Problem details: From the listing below, select every line where the word "الجولة" appears.

Records supplied:
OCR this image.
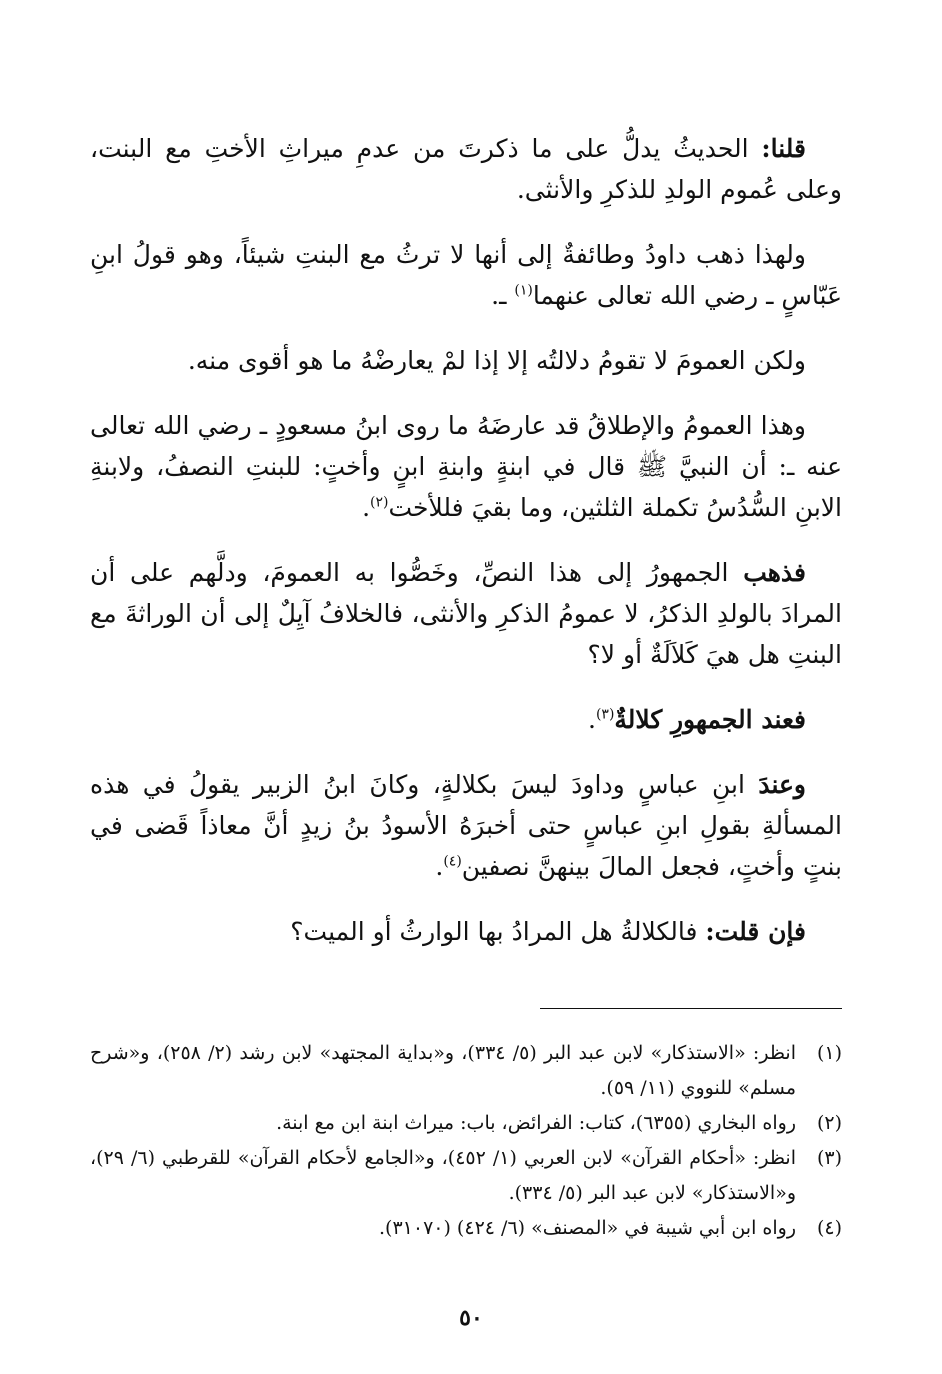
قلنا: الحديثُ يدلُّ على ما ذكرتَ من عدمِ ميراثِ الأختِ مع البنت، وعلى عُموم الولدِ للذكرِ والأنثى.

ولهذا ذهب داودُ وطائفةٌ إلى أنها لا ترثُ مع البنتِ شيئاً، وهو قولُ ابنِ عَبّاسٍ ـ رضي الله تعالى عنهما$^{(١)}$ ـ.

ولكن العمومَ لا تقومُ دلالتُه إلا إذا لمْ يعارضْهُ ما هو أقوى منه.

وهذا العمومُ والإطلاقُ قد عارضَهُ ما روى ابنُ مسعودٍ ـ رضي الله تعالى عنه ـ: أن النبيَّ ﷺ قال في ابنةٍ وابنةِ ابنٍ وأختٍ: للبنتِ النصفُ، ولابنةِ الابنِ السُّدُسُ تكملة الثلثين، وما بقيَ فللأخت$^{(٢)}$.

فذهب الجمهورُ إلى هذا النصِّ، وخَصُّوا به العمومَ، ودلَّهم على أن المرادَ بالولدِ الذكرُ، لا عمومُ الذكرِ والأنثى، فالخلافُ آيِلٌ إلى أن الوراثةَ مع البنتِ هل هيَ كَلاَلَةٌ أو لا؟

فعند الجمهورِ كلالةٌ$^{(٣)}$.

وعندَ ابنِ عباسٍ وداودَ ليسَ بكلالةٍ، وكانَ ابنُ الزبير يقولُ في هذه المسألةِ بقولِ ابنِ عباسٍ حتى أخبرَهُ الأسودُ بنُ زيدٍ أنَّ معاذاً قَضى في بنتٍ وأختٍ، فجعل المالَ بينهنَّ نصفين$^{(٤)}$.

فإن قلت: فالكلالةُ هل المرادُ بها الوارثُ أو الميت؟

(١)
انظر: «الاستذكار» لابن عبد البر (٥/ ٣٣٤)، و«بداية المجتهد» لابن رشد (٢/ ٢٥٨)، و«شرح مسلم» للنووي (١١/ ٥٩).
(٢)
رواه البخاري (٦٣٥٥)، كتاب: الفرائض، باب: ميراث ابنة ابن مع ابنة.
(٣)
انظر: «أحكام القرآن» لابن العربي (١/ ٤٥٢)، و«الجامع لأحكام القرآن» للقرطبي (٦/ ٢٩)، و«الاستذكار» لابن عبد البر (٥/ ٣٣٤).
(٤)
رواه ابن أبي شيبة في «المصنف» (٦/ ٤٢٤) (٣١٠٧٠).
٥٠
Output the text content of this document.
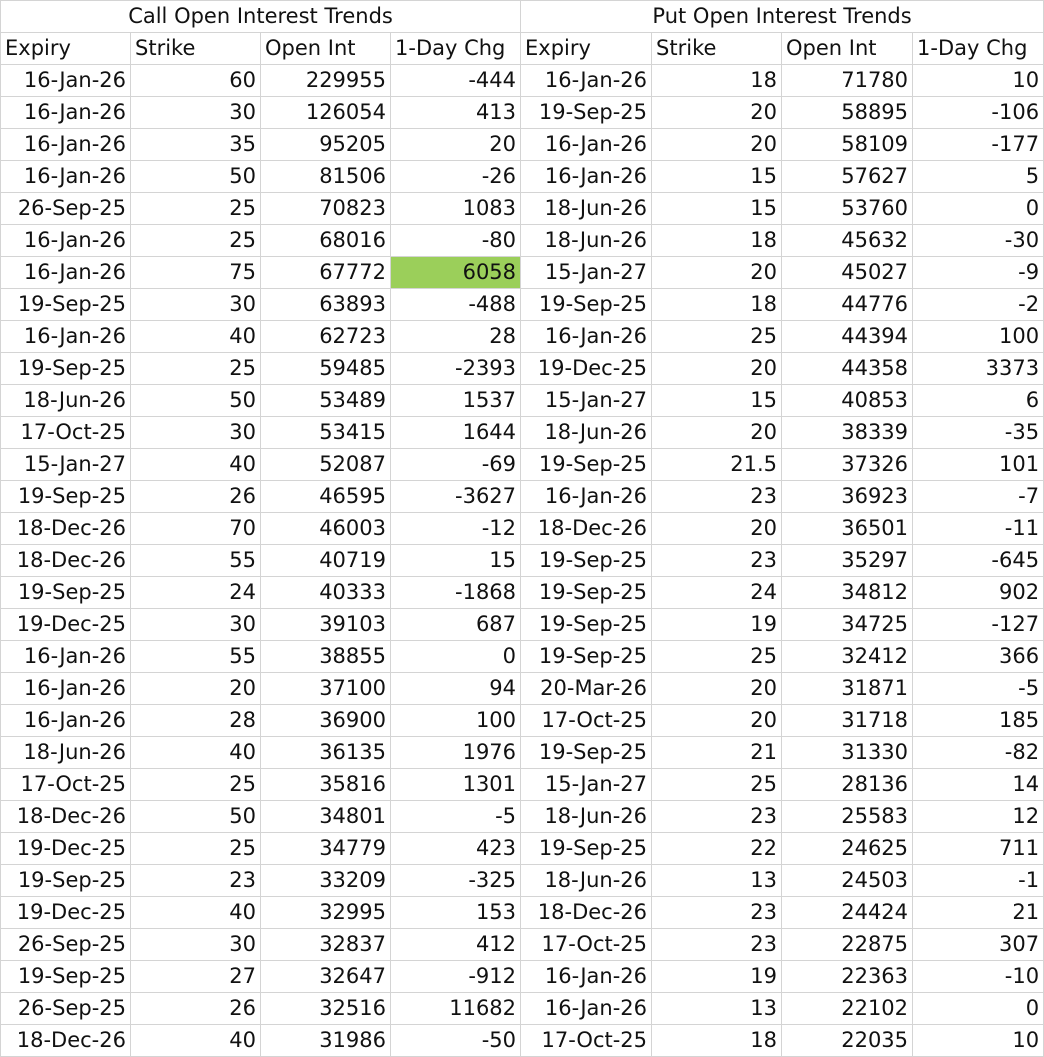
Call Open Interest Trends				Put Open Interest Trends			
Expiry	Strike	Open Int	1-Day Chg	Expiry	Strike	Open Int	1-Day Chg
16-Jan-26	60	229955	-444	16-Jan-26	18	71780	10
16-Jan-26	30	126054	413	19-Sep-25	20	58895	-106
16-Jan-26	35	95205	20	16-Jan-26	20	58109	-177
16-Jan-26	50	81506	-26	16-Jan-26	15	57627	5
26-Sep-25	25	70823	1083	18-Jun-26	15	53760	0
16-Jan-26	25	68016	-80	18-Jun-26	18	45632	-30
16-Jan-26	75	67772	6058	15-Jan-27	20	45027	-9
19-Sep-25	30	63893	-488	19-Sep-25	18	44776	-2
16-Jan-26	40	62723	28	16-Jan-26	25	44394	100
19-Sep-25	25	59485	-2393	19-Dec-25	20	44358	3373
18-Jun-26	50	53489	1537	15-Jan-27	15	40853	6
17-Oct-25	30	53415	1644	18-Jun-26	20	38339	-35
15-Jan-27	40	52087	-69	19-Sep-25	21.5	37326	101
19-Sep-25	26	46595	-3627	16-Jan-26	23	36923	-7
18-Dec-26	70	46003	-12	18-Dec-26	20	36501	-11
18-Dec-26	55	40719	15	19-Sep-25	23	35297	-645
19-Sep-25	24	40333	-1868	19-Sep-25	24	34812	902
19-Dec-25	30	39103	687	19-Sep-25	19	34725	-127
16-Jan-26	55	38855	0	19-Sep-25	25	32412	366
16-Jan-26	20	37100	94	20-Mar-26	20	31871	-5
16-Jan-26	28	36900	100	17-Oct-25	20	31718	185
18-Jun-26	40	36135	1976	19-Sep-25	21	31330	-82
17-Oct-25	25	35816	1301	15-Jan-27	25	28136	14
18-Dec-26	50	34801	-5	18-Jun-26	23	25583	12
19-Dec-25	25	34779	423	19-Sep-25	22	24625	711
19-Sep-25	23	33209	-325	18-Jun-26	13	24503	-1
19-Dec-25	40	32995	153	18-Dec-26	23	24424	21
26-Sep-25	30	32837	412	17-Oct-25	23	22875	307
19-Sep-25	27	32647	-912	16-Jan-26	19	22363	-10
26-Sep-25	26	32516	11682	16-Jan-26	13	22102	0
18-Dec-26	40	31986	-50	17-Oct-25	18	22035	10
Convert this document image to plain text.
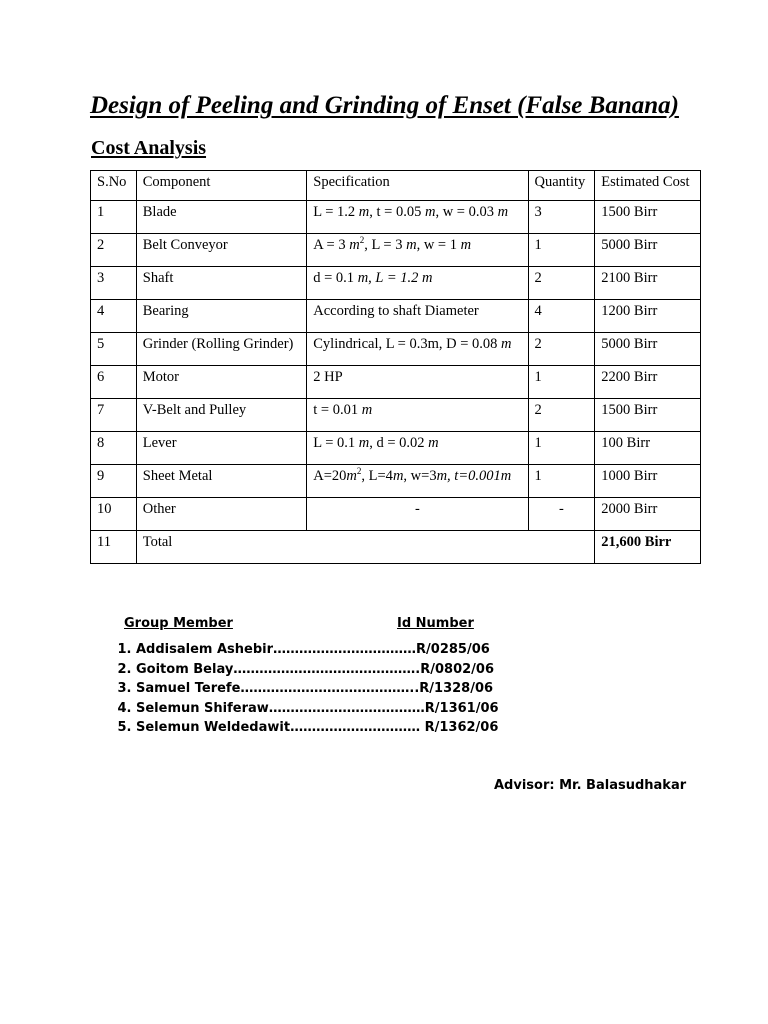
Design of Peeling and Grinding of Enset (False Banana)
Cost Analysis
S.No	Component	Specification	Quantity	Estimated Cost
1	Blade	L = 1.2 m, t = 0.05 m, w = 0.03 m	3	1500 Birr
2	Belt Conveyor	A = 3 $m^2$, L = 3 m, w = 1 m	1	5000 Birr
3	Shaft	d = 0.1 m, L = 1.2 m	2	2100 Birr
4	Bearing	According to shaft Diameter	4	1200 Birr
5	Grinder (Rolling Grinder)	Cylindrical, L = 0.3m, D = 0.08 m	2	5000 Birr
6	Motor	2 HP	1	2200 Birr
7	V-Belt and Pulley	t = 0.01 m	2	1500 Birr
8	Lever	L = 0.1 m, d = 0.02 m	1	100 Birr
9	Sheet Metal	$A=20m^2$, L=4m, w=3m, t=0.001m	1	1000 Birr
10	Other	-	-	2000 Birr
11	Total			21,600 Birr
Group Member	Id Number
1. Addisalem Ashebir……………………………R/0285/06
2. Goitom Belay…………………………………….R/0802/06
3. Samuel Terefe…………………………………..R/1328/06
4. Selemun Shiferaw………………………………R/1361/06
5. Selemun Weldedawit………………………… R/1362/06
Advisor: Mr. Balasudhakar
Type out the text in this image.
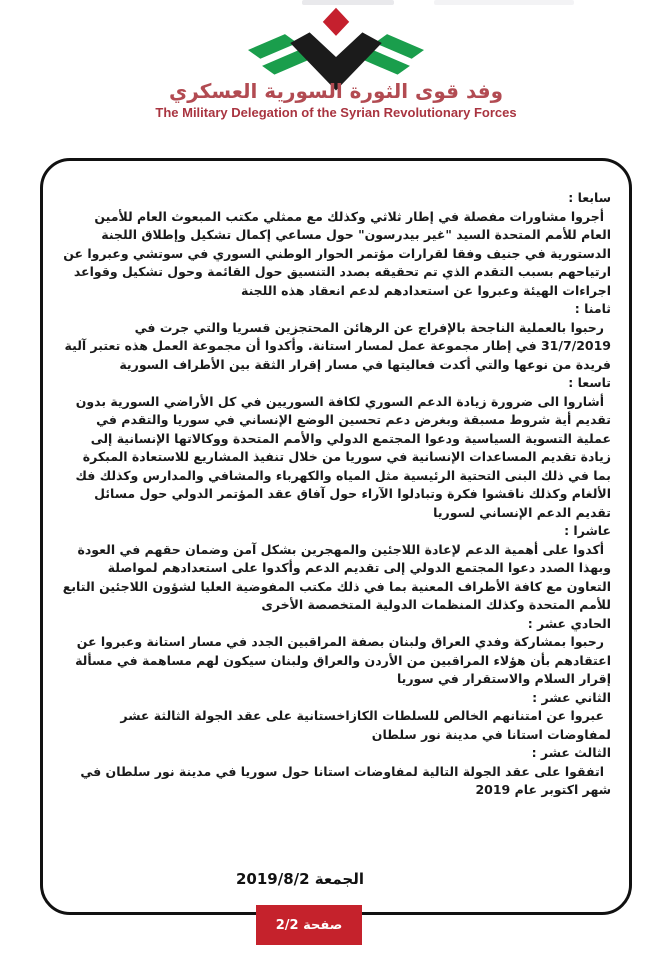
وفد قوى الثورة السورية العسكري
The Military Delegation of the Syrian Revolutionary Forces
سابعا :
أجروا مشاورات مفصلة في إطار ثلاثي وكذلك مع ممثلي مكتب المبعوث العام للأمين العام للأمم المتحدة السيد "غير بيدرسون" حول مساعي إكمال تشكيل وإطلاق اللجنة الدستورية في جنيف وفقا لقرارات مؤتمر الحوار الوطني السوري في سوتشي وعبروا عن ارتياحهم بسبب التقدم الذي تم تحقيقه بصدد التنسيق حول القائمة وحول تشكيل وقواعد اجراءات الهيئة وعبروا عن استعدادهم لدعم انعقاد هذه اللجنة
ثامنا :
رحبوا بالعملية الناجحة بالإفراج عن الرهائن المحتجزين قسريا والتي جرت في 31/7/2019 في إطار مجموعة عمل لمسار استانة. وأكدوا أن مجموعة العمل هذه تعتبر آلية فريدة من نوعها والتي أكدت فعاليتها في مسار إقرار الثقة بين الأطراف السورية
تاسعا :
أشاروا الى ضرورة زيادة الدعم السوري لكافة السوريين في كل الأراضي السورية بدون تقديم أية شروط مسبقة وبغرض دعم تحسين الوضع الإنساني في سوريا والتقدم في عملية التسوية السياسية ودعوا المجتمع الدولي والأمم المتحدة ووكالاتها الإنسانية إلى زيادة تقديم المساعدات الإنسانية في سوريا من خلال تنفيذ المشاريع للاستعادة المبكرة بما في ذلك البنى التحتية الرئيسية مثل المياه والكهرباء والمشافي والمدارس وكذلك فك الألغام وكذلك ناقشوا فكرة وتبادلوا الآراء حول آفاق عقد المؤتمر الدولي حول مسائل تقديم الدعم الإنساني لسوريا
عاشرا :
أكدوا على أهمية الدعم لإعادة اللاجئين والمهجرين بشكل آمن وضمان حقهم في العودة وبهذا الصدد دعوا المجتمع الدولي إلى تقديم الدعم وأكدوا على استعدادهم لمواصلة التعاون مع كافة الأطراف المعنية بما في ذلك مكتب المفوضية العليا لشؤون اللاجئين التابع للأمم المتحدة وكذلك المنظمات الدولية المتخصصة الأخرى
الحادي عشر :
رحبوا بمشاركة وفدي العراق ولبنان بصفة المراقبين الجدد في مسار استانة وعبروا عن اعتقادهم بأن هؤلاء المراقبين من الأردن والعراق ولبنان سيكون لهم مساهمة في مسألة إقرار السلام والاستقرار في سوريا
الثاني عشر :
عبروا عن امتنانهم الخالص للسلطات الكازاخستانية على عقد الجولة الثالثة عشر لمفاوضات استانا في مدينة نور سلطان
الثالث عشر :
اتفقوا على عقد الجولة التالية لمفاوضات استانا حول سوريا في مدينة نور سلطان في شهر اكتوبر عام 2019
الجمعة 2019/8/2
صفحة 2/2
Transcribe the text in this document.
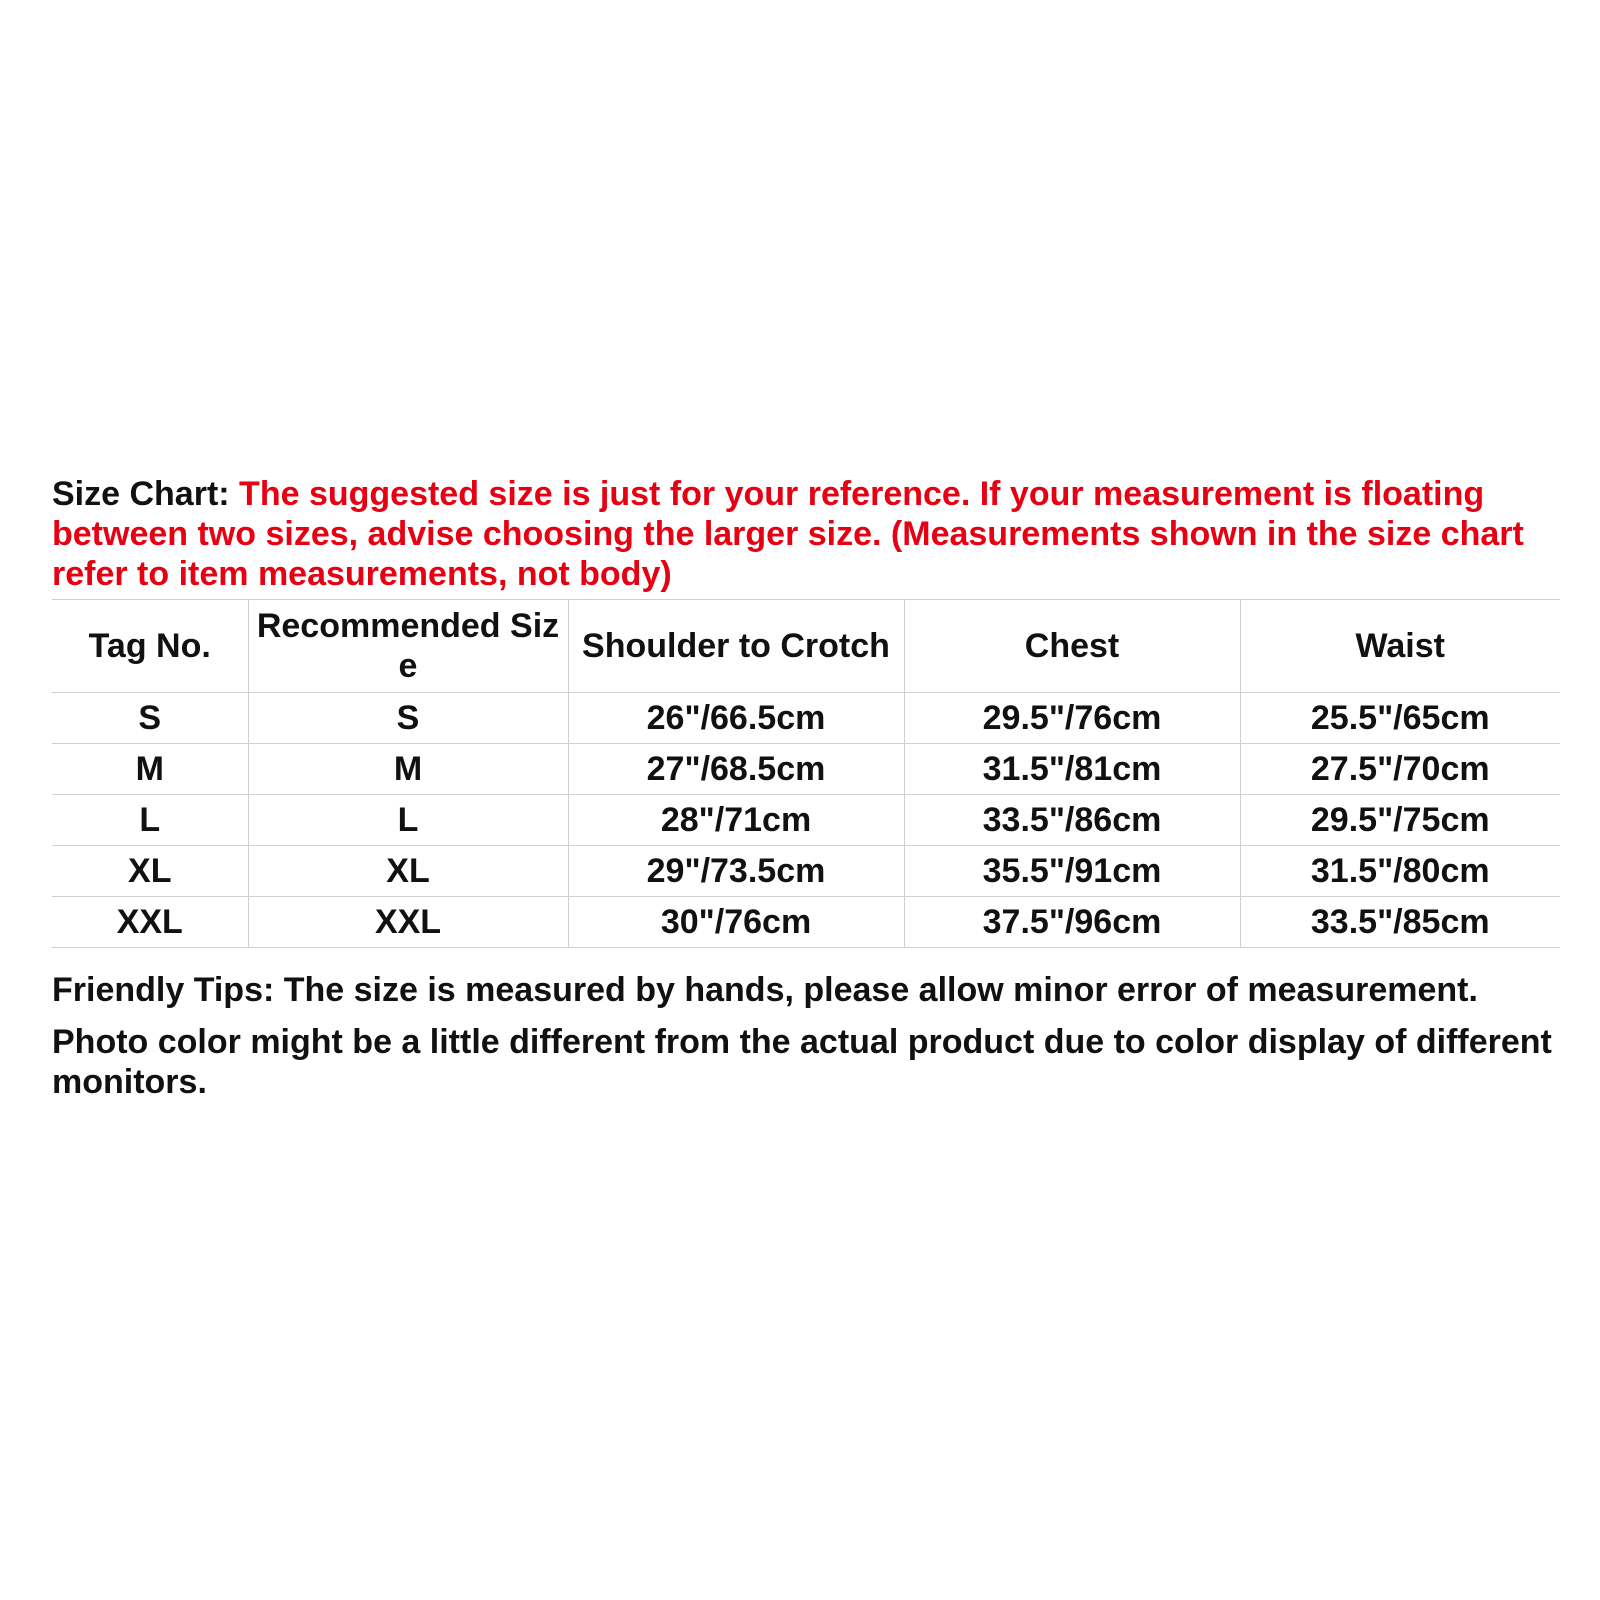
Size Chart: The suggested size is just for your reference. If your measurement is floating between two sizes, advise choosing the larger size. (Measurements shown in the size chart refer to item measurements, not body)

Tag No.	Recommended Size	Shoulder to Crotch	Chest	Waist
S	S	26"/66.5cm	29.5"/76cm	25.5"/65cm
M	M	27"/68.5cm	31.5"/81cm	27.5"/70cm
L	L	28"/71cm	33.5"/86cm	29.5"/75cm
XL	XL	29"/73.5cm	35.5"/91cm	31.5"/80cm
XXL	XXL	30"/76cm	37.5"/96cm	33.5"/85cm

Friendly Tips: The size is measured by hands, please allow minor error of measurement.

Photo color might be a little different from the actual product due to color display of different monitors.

Exercise answer:
عبروا عن امتنانهم الخالص للسلطات الكازاخستانية على عقد الجولة الثالثة عشر لمفاوضات استانا في مدينة نور سلطان
اتفقوا على عقد الجولة التالية لمفاوضات استانا حول سوريا في مدينة نور سلطان في شهر اكتوبر عام 2019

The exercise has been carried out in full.